Raw records
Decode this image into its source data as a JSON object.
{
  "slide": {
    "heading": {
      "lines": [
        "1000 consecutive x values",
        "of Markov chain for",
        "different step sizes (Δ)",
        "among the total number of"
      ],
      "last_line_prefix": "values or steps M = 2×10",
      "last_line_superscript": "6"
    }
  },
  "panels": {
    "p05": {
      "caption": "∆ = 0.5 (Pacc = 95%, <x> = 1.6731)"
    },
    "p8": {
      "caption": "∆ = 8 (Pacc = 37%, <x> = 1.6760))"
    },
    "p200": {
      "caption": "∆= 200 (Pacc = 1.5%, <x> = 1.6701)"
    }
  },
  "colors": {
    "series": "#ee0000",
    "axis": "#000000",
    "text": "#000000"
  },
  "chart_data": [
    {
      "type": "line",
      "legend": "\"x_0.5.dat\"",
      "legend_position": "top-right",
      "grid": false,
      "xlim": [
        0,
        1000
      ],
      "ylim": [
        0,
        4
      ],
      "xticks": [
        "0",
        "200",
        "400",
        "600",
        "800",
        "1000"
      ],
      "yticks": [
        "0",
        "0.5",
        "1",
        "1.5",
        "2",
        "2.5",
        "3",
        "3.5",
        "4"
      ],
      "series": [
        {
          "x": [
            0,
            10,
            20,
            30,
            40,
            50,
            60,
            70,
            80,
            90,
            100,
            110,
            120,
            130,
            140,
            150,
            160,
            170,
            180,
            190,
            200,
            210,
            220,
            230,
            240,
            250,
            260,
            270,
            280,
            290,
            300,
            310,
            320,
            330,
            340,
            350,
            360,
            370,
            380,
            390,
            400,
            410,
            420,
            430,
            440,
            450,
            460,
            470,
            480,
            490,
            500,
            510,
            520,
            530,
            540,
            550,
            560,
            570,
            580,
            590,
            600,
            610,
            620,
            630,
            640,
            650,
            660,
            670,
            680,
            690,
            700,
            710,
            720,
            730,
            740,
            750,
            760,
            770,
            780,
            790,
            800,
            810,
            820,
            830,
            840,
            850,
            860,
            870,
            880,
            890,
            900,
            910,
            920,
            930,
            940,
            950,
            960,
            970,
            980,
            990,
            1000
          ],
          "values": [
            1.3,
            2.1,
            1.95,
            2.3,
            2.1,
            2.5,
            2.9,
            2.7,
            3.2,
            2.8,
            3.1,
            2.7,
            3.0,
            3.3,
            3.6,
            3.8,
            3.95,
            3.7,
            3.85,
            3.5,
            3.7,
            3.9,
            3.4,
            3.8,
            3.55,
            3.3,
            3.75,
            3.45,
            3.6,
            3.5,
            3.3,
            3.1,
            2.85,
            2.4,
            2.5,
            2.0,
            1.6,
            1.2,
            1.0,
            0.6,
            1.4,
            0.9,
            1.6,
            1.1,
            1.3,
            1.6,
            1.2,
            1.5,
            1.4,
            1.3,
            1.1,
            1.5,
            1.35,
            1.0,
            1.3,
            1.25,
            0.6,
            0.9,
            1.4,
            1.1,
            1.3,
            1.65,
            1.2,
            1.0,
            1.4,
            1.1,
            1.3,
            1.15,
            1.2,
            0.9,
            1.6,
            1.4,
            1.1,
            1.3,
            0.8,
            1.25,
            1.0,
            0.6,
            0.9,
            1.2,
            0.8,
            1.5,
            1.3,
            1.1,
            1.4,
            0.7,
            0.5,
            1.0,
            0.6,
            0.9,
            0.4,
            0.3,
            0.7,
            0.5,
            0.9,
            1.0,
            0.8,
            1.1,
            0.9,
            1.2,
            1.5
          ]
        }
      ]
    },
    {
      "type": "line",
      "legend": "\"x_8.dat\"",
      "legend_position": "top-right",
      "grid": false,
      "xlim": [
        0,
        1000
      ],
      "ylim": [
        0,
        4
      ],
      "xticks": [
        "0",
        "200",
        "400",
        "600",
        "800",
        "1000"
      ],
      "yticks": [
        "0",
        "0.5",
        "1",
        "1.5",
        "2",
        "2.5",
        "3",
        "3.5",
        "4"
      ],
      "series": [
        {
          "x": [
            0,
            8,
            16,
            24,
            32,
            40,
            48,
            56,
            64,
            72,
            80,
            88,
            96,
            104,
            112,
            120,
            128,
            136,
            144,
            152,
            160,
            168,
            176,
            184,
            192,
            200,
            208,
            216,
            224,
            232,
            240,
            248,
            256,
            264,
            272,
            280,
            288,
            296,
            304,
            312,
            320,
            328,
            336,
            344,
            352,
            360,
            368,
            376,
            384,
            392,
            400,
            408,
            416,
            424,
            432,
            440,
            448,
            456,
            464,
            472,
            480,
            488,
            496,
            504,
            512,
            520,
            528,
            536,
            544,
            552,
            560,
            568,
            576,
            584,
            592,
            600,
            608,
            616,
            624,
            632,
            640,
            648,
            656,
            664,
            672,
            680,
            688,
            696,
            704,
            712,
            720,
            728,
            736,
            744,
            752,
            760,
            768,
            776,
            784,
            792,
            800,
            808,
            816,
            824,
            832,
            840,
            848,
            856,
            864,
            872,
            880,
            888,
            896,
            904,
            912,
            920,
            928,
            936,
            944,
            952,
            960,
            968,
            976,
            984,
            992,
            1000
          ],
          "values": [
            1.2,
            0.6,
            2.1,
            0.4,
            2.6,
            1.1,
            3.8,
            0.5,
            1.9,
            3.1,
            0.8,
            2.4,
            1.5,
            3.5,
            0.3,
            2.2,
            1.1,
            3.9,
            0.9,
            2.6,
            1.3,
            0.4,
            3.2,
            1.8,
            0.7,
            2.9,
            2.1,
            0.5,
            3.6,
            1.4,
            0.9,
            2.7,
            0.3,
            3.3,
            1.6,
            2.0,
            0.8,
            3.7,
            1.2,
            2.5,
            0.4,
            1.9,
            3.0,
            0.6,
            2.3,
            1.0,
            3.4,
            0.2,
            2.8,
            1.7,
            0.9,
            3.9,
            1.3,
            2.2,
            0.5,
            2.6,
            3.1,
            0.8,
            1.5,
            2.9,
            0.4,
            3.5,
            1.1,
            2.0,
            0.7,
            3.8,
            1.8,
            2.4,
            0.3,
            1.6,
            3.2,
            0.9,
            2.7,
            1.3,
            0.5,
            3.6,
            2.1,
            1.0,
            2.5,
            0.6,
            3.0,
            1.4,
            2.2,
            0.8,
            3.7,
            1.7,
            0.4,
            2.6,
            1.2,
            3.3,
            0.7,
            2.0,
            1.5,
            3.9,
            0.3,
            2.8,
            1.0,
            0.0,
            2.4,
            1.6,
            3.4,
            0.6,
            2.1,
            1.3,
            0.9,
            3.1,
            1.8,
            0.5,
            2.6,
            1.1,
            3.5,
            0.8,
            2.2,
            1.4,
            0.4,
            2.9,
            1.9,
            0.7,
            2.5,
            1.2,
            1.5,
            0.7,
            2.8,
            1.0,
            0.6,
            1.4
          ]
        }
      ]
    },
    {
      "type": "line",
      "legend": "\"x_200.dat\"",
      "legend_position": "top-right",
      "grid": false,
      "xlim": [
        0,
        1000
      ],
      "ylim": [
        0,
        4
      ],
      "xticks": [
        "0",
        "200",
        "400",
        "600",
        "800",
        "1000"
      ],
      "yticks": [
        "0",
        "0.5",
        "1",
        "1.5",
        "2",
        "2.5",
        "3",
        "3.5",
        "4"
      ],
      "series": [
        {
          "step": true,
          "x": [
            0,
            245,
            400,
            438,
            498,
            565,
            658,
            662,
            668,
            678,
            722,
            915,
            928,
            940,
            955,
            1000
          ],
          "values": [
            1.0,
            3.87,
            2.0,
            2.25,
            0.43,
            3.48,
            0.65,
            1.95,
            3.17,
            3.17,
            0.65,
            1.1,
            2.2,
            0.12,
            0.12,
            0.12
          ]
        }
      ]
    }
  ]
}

Problem to solve
Filter the records above and return every line that holds the word "caption".

Task response
      "caption": "∆ = 0.5 (Pacc = 95%, <x> = 1.6731)"
      "caption": "∆ = 8 (Pacc = 37%, <x> = 1.6760))"
      "caption": "∆= 200 (Pacc = 1.5%, <x> = 1.6701)"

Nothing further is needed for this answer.